■ What is needed
Pictures do not belong in the copy; transcribe everything else in the records exactly.

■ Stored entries
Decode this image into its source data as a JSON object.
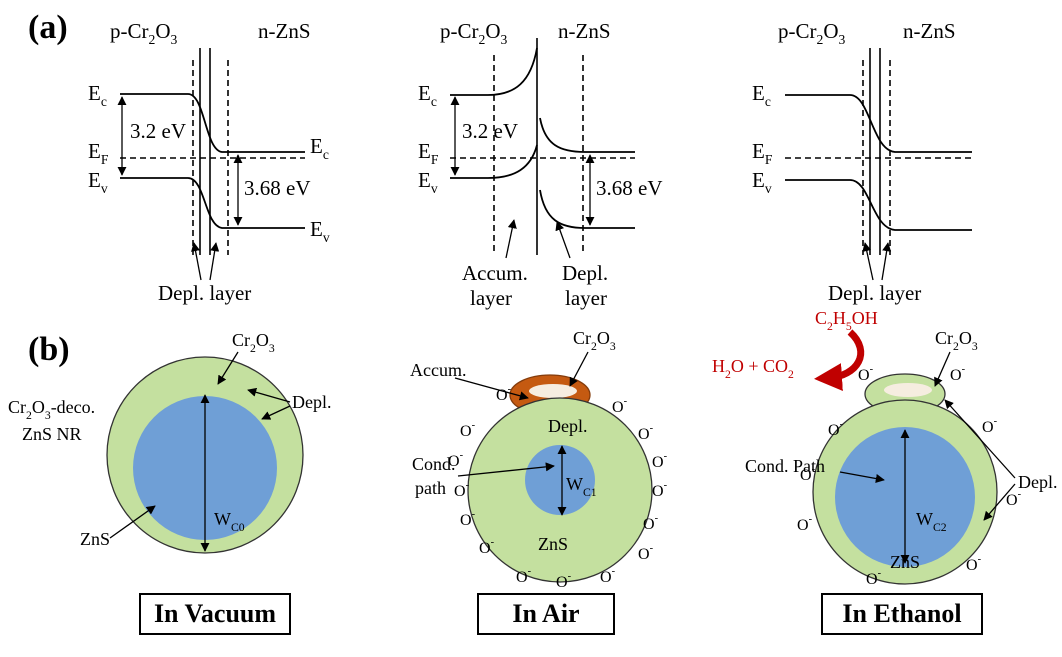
{
  "panel_labels": [
    "(a)",
    "(b)"
  ],
  "band_diagrams": [
    {
      "headers": [
        [
          "p-Cr",
          {
            "sub": "2"
          },
          "O",
          {
            "sub": "3"
          }
        ],
        "n-ZnS"
      ],
      "left_levels": [
        [
          "E",
          {
            "sub": "c"
          }
        ],
        [
          "E",
          {
            "sub": "F"
          }
        ],
        [
          "E",
          {
            "sub": "v"
          }
        ]
      ],
      "right_levels": [
        [
          "E",
          {
            "sub": "c"
          }
        ],
        [
          "E",
          {
            "sub": "v"
          }
        ]
      ],
      "gaps": [
        "3.2 eV",
        "3.68 eV"
      ],
      "annotations": [
        [
          "Depl. layer"
        ]
      ]
    },
    {
      "headers": [
        [
          "p-Cr",
          {
            "sub": "2"
          },
          "O",
          {
            "sub": "3"
          }
        ],
        "n-ZnS"
      ],
      "left_levels": [
        [
          "E",
          {
            "sub": "c"
          }
        ],
        [
          "E",
          {
            "sub": "F"
          }
        ],
        [
          "E",
          {
            "sub": "v"
          }
        ]
      ],
      "gaps": [
        "3.2 eV",
        "3.68 eV"
      ],
      "annotations": [
        [
          "Accum.",
          "layer"
        ],
        [
          "Depl.",
          "layer"
        ]
      ]
    },
    {
      "headers": [
        [
          "p-Cr",
          {
            "sub": "2"
          },
          "O",
          {
            "sub": "3"
          }
        ],
        "n-ZnS"
      ],
      "left_levels": [
        [
          "E",
          {
            "sub": "c"
          }
        ],
        [
          "E",
          {
            "sub": "F"
          }
        ],
        [
          "E",
          {
            "sub": "v"
          }
        ]
      ],
      "annotations": [
        [
          "Depl. layer"
        ]
      ]
    }
  ],
  "nanorods": [
    {
      "cap": [
        "Cr",
        {
          "sub": "2"
        },
        "O",
        {
          "sub": "3"
        }
      ],
      "rod": [
        [
          "Cr",
          {
            "sub": "2"
          },
          "O",
          {
            "sub": "3"
          },
          "-deco."
        ],
        "ZnS NR"
      ],
      "depletion": "Depl.",
      "core": "ZnS",
      "width": [
        "W",
        {
          "sub": "C0"
        }
      ]
    },
    {
      "cap": [
        "Cr",
        {
          "sub": "2"
        },
        "O",
        {
          "sub": "3"
        }
      ],
      "accumulation": "Accum.",
      "depletion": "Depl.",
      "path": [
        "Cond.",
        "path"
      ],
      "width": [
        "W",
        {
          "sub": "C1"
        }
      ],
      "core": "ZnS",
      "ions": [
        [
          "O",
          {
            "sup": "-"
          }
        ],
        [
          "O",
          {
            "sup": "-"
          }
        ],
        [
          "O",
          {
            "sup": "-"
          }
        ],
        [
          "O",
          {
            "sup": "-"
          }
        ],
        [
          "O",
          {
            "sup": "-"
          }
        ],
        [
          "O",
          {
            "sup": "-"
          }
        ],
        [
          "O",
          {
            "sup": "-"
          }
        ],
        [
          "O",
          {
            "sup": "-"
          }
        ],
        [
          "O",
          {
            "sup": "-"
          }
        ],
        [
          "O",
          {
            "sup": "-"
          }
        ],
        [
          "O",
          {
            "sup": "-"
          }
        ],
        [
          "O",
          {
            "sup": "-"
          }
        ],
        [
          "O",
          {
            "sup": "-"
          }
        ],
        [
          "O",
          {
            "sup": "-"
          }
        ],
        [
          "O",
          {
            "sup": "-"
          }
        ]
      ]
    },
    {
      "cap": [
        "Cr",
        {
          "sub": "2"
        },
        "O",
        {
          "sub": "3"
        }
      ],
      "depletion": "Depl.",
      "path": [
        "Cond. Path"
      ],
      "width": [
        "W",
        {
          "sub": "C2"
        }
      ],
      "core": "ZnS",
      "reactant": [
        "C",
        {
          "sub": "2"
        },
        "H",
        {
          "sub": "5"
        },
        "OH"
      ],
      "products": [
        "H",
        {
          "sub": "2"
        },
        "O + CO",
        {
          "sub": "2"
        }
      ],
      "ions": [
        [
          "O",
          {
            "sup": "-"
          }
        ],
        [
          "O",
          {
            "sup": "-"
          }
        ],
        [
          "O",
          {
            "sup": "-"
          }
        ],
        [
          "O",
          {
            "sup": "-"
          }
        ],
        [
          "O",
          {
            "sup": "-"
          }
        ],
        [
          "O",
          {
            "sup": "-"
          }
        ],
        [
          "O",
          {
            "sup": "-"
          }
        ],
        [
          "O",
          {
            "sup": "-"
          }
        ],
        [
          "O",
          {
            "sup": "-"
          }
        ]
      ]
    }
  ],
  "conditions": [
    "In Vacuum",
    "In Air",
    "In Ethanol"
  ]
}
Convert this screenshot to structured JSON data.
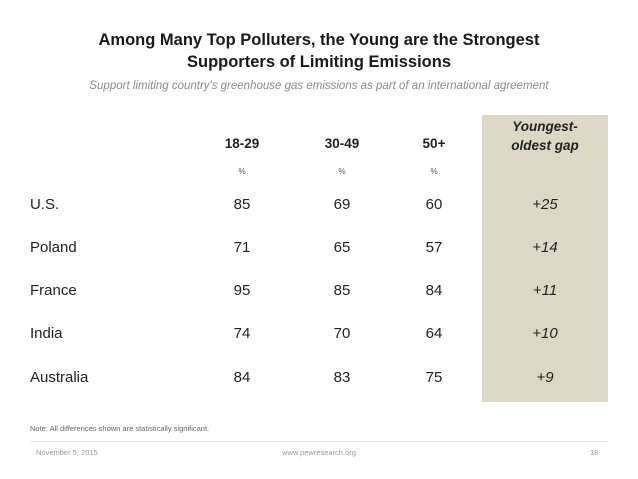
{
  "chart_data": {
    "type": "table",
    "title_line1": "Among Many Top Polluters, the Young are the Strongest",
    "title_line2": "Supporters of Limiting Emissions",
    "subtitle": "Support limiting country's greenhouse gas emissions as part of an international agreement",
    "columns": [
      "18-29",
      "30-49",
      "50+"
    ],
    "unit_marker": "%",
    "gap_header_line1": "Youngest-",
    "gap_header_line2": "oldest gap",
    "rows": [
      {
        "country": "U.S.",
        "values": [
          "85",
          "69",
          "60"
        ],
        "gap": "+25"
      },
      {
        "country": "Poland",
        "values": [
          "71",
          "65",
          "57"
        ],
        "gap": "+14"
      },
      {
        "country": "France",
        "values": [
          "95",
          "85",
          "84"
        ],
        "gap": "+11"
      },
      {
        "country": "India",
        "values": [
          "74",
          "70",
          "64"
        ],
        "gap": "+10"
      },
      {
        "country": "Australia",
        "values": [
          "84",
          "83",
          "75"
        ],
        "gap": "+9"
      }
    ],
    "gap_column_color": "#ddd8c6"
  },
  "note": "Note: All differences shown are statistically significant.",
  "footer": {
    "date": "November 5, 2015",
    "url": "www.pewresearch.org",
    "page": "18"
  }
}
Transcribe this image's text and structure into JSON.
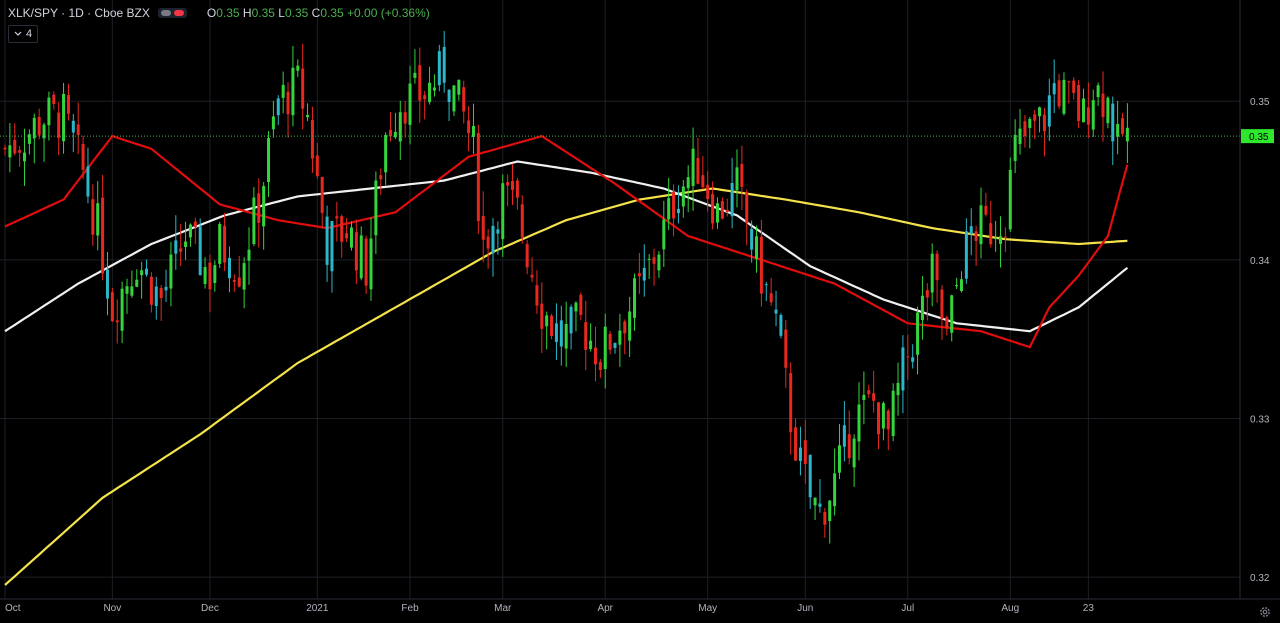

■ Output of the task
Decode this image into its source data as a JSON object.
{
  "panel_labels": [
    "(a)",
    "(b)"
  ],
  "band_diagrams": [
    {
      "headers": [
        [
          "p-Cr",
          {
            "sub": "2"
          },
          "O",
          {
            "sub": "3"
          }
        ],
        "n-ZnS"
      ],
      "left_levels": [
        [
          "E",
          {
            "sub": "c"
          }
        ],
        [
          "E",
          {
            "sub": "F"
          }
        ],
        [
          "E",
          {
            "sub": "v"
          }
        ]
      ],
      "right_levels": [
        [
          "E",
          {
            "sub": "c"
          }
        ],
        [
          "E",
          {
            "sub": "v"
          }
        ]
      ],
      "gaps": [
        "3.2 eV",
        "3.68 eV"
      ],
      "annotations": [
        [
          "Depl. layer"
        ]
      ]
    },
    {
      "headers": [
        [
          "p-Cr",
          {
            "sub": "2"
          },
          "O",
          {
            "sub": "3"
          }
        ],
        "n-ZnS"
      ],
      "left_levels": [
        [
          "E",
          {
            "sub": "c"
          }
        ],
        [
          "E",
          {
            "sub": "F"
          }
        ],
        [
          "E",
          {
            "sub": "v"
          }
        ]
      ],
      "gaps": [
        "3.2 eV",
        "3.68 eV"
      ],
      "annotations": [
        [
          "Accum.",
          "layer"
        ],
        [
          "Depl.",
          "layer"
        ]
      ]
    },
    {
      "headers": [
        [
          "p-Cr",
          {
            "sub": "2"
          },
          "O",
          {
            "sub": "3"
          }
        ],
        "n-ZnS"
      ],
      "left_levels": [
        [
          "E",
          {
            "sub": "c"
          }
        ],
        [
          "E",
          {
            "sub": "F"
          }
        ],
        [
          "E",
          {
            "sub": "v"
          }
        ]
      ],
      "annotations": [
        [
          "Depl. layer"
        ]
      ]
    }
  ],
  "nanorods": [
    {
      "cap": [
        "Cr",
        {
          "sub": "2"
        },
        "O",
        {
          "sub": "3"
        }
      ],
      "rod": [
        [
          "Cr",
          {
            "sub": "2"
          },
          "O",
          {
            "sub": "3"
          },
          "-deco."
        ],
        "ZnS NR"
      ],
      "depletion": "Depl.",
      "core": "ZnS",
      "width": [
        "W",
        {
          "sub": "C0"
        }
      ]
    },
    {
      "cap": [
        "Cr",
        {
          "sub": "2"
        },
        "O",
        {
          "sub": "3"
        }
      ],
      "accumulation": "Accum.",
      "depletion": "Depl.",
      "path": [
        "Cond.",
        "path"
      ],
      "width": [
        "W",
        {
          "sub": "C1"
        }
      ],
      "core": "ZnS",
      "ions": [
        [
          "O",
          {
            "sup": "-"
          }
        ],
        [
          "O",
          {
            "sup": "-"
          }
        ],
        [
          "O",
          {
            "sup": "-"
          }
        ],
        [
          "O",
          {
            "sup": "-"
          }
        ],
        [
          "O",
          {
            "sup": "-"
          }
        ],
        [
          "O",
          {
            "sup": "-"
          }
        ],
        [
          "O",
          {
            "sup": "-"
          }
        ],
        [
          "O",
          {
            "sup": "-"
          }
        ],
        [
          "O",
          {
            "sup": "-"
          }
        ],
        [
          "O",
          {
            "sup": "-"
          }
        ],
        [
          "O",
          {
            "sup": "-"
          }
        ],
        [
          "O",
          {
            "sup": "-"
          }
        ],
        [
          "O",
          {
            "sup": "-"
          }
        ],
        [
          "O",
          {
            "sup": "-"
          }
        ],
        [
          "O",
          {
            "sup": "-"
          }
        ]
      ]
    },
    {
      "cap": [
        "Cr",
        {
          "sub": "2"
        },
        "O",
        {
          "sub": "3"
        }
      ],
      "depletion": "Depl.",
      "path": [
        "Cond. Path"
      ],
      "width": [
        "W",
        {
          "sub": "C2"
        }
      ],
      "core": "ZnS",
      "reactant": [
        "C",
        {
          "sub": "2"
        },
        "H",
        {
          "sub": "5"
        },
        "OH"
      ],
      "products": [
        "H",
        {
          "sub": "2"
        },
        "O + CO",
        {
          "sub": "2"
        }
      ],
      "ions": [
        [
          "O",
          {
            "sup": "-"
          }
        ],
        [
          "O",
          {
            "sup": "-"
          }
        ],
        [
          "O",
          {
            "sup": "-"
          }
        ],
        [
          "O",
          {
            "sup": "-"
          }
        ],
        [
          "O",
          {
            "sup": "-"
          }
        ],
        [
          "O",
          {
            "sup": "-"
          }
        ],
        [
          "O",
          {
            "sup": "-"
          }
        ],
        [
          "O",
          {
            "sup": "-"
          }
        ],
        [
          "O",
          {
            "sup": "-"
          }
        ]
      ]
    }
  ],
  "conditions": [
    "In Vacuum",
    "In Air",
    "In Ethanol"
  ]
}
Convert this screenshot to structured JSON data.
{
  "chart_data": {
    "type": "table",
    "title_line1": "Among Many Top Polluters, the Young are the Strongest",
    "title_line2": "Supporters of Limiting Emissions",
    "subtitle": "Support limiting country's greenhouse gas emissions as part of an international agreement",
    "columns": [
      "18-29",
      "30-49",
      "50+"
    ],
    "unit_marker": "%",
    "gap_header_line1": "Youngest-",
    "gap_header_line2": "oldest gap",
    "rows": [
      {
        "country": "U.S.",
        "values": [
          "85",
          "69",
          "60"
        ],
        "gap": "+25"
      },
      {
        "country": "Poland",
        "values": [
          "71",
          "65",
          "57"
        ],
        "gap": "+14"
      },
      {
        "country": "France",
        "values": [
          "95",
          "85",
          "84"
        ],
        "gap": "+11"
      },
      {
        "country": "India",
        "values": [
          "74",
          "70",
          "64"
        ],
        "gap": "+10"
      },
      {
        "country": "Australia",
        "values": [
          "84",
          "83",
          "75"
        ],
        "gap": "+9"
      }
    ],
    "gap_column_color": "#ddd8c6"
  },
  "note": "Note: All differences shown are statistically significant.",
  "footer": {
    "date": "November 5, 2015",
    "url": "www.pewresearch.org",
    "page": "18"
  }
}
Transcribe this image's text and structure into JSON.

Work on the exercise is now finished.